■ **TASK STATEMENT**
Pick out every line in the data below that holds "sprite".
** Begin **
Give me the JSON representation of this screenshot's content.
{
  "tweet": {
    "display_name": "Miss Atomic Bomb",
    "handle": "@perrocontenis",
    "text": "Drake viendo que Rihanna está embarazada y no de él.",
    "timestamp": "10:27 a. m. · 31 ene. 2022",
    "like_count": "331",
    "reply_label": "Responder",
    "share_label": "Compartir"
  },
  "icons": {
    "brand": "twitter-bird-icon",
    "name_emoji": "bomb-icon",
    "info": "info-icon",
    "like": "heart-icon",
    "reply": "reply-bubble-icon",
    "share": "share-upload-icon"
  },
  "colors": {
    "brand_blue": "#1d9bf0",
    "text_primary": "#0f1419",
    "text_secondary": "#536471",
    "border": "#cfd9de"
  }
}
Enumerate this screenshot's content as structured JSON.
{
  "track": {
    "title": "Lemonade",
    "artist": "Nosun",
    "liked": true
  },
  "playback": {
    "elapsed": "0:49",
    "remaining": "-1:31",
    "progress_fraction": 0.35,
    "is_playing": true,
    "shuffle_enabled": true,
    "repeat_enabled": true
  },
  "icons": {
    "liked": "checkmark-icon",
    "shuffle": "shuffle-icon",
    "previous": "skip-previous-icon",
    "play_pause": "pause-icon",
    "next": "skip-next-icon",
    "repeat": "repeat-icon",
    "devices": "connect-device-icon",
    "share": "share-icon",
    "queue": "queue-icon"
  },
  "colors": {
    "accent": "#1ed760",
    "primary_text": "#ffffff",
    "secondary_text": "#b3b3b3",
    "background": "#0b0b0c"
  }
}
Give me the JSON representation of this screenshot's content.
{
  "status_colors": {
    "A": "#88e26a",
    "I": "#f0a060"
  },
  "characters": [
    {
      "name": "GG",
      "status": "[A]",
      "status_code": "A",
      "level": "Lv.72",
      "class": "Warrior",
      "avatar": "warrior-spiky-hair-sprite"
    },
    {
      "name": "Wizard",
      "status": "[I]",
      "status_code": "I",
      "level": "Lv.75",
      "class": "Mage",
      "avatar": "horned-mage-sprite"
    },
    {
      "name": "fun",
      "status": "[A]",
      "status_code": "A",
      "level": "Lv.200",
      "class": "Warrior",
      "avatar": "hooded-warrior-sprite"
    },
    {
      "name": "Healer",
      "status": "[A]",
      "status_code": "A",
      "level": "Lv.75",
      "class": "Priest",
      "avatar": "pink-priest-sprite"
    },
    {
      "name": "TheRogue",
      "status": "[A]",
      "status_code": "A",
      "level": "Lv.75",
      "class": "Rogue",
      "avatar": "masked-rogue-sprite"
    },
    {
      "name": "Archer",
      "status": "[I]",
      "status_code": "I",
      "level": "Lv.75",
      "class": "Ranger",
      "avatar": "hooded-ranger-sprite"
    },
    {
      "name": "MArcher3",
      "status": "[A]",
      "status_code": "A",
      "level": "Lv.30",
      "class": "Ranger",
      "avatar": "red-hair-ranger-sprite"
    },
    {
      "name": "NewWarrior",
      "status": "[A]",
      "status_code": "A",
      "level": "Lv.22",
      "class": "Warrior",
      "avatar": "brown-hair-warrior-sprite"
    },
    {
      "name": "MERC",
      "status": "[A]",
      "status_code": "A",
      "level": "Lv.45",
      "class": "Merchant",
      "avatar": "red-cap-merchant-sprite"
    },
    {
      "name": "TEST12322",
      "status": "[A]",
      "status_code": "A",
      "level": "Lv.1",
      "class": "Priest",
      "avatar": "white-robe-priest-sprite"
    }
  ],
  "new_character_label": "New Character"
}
** End **
■ **EXERCISE ANSWER**
      "avatar": "warrior-spiky-hair-sprite"
      "avatar": "horned-mage-sprite"
      "avatar": "hooded-warrior-sprite"
      "avatar": "pink-priest-sprite"
      "avatar": "masked-rogue-sprite"
      "avatar": "hooded-ranger-sprite"
      "avatar": "red-hair-ranger-sprite"
      "avatar": "brown-hair-warrior-sprite"
      "avatar": "red-cap-merchant-sprite"
      "avatar": "white-robe-priest-sprite"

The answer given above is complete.